**** Rows

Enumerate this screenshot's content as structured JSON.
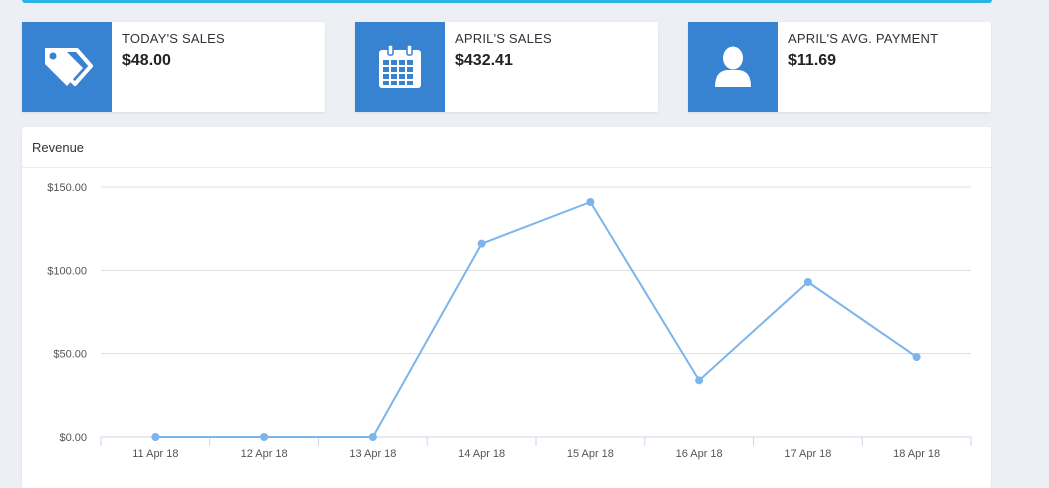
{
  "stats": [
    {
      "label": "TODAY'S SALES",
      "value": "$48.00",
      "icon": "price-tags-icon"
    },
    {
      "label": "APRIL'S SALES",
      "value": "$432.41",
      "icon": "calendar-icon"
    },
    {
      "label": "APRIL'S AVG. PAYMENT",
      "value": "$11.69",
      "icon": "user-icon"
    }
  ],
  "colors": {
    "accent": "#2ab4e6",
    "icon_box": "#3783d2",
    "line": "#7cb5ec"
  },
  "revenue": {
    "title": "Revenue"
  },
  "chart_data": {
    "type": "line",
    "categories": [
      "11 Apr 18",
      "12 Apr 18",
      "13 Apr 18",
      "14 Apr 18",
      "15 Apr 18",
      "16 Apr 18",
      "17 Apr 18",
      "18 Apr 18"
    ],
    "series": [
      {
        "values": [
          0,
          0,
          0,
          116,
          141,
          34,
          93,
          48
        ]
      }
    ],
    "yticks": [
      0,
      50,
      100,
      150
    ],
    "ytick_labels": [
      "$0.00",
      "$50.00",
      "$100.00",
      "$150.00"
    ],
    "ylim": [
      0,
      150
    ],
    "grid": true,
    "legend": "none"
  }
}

********

## What is needed
Report how many lines in the data contain the word "APRIL", with no words besides the number.

## Task answer
2